Write out all entries word for word.

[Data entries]
● ● ● ● ●

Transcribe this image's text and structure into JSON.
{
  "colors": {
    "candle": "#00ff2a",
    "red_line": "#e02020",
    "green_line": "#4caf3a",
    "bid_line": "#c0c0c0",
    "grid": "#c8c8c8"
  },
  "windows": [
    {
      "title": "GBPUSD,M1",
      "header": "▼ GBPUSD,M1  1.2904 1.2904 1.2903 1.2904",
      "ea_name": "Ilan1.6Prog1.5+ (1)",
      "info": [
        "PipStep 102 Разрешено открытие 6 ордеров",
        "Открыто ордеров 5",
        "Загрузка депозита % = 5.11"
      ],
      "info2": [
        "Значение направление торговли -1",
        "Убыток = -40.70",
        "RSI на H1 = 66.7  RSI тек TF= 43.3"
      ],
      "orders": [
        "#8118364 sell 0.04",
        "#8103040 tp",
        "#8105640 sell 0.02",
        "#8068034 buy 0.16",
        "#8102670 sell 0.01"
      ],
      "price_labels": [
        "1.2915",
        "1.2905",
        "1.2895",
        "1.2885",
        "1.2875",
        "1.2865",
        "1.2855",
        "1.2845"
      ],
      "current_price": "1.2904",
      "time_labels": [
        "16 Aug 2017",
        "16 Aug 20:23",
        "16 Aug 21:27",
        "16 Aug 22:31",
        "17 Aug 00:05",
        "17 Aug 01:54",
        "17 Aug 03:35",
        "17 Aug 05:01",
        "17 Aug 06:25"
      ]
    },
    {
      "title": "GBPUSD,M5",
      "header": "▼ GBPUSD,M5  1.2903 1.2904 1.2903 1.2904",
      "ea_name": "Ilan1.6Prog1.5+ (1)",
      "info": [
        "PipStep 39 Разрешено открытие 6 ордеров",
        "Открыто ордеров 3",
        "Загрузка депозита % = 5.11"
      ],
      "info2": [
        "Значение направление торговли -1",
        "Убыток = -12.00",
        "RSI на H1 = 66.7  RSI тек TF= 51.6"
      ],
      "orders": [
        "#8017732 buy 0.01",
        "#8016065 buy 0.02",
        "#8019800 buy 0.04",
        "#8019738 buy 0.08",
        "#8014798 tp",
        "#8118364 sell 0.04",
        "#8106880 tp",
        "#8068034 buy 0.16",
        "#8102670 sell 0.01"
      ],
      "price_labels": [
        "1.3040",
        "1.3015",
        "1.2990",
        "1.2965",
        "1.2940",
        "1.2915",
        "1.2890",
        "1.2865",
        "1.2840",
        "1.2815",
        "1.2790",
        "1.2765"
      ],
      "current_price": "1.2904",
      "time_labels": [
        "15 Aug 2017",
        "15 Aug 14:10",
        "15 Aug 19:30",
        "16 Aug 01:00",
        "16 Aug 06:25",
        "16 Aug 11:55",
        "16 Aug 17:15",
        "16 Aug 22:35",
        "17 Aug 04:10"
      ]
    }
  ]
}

● ● ● ● ●

_Task result_
Transcribe this image's text and structure into JSON.
{
  "colors": {
    "candle": "#00ff2a",
    "red_line": "#e02020",
    "green_line": "#4caf3a",
    "bid_line": "#c0c0c0",
    "grid": "#c8c8c8"
  },
  "windows": [
    {
      "title": "GBPUSD,M1",
      "header": "▼ GBPUSD,M1  1.2904 1.2904 1.2903 1.2904",
      "ea_name": "Ilan1.6Prog1.5+ (1)",
      "info": [
        "PipStep 102 Разрешено открытие 6 ордеров",
        "Открыто ордеров 5",
        "Загрузка депозита % = 5.11"
      ],
      "info2": [
        "Значение направление торговли -1",
        "Убыток = -40.70",
        "RSI на H1 = 66.7  RSI тек TF= 43.3"
      ],
      "orders": [
        "#8118364 sell 0.04",
        "#8103040 tp",
        "#8105640 sell 0.02",
        "#8068034 buy 0.16",
        "#8102670 sell 0.01"
      ],
      "price_labels": [
        "1.2915",
        "1.2905",
        "1.2895",
        "1.2885",
        "1.2875",
        "1.2865",
        "1.2855",
        "1.2845"
      ],
      "current_price": "1.2904",
      "time_labels": [
        "16 Aug 2017",
        "16 Aug 20:23",
        "16 Aug 21:27",
        "16 Aug 22:31",
        "17 Aug 00:05",
        "17 Aug 01:54",
        "17 Aug 03:35",
        "17 Aug 05:01",
        "17 Aug 06:25"
      ]
    },
    {
      "title": "GBPUSD,M5",
      "header": "▼ GBPUSD,M5  1.2903 1.2904 1.2903 1.2904",
      "ea_name": "Ilan1.6Prog1.5+ (1)",
      "info": [
        "PipStep 39 Разрешено открытие 6 ордеров",
        "Открыто ордеров 3",
        "Загрузка депозита % = 5.11"
      ],
      "info2": [
        "Значение направление торговли -1",
        "Убыток = -12.00",
        "RSI на H1 = 66.7  RSI тек TF= 51.6"
      ],
      "orders": [
        "#8017732 buy 0.01",
        "#8016065 buy 0.02",
        "#8019800 buy 0.04",
        "#8019738 buy 0.08",
        "#8014798 tp",
        "#8118364 sell 0.04",
        "#8106880 tp",
        "#8068034 buy 0.16",
        "#8102670 sell 0.01"
      ],
      "price_labels": [
        "1.3040",
        "1.3015",
        "1.2990",
        "1.2965",
        "1.2940",
        "1.2915",
        "1.2890",
        "1.2865",
        "1.2840",
        "1.2815",
        "1.2790",
        "1.2765"
      ],
      "current_price": "1.2904",
      "time_labels": [
        "15 Aug 2017",
        "15 Aug 14:10",
        "15 Aug 19:30",
        "16 Aug 01:00",
        "16 Aug 06:25",
        "16 Aug 11:55",
        "16 Aug 17:15",
        "16 Aug 22:35",
        "17 Aug 04:10"
      ]
    }
  ]
}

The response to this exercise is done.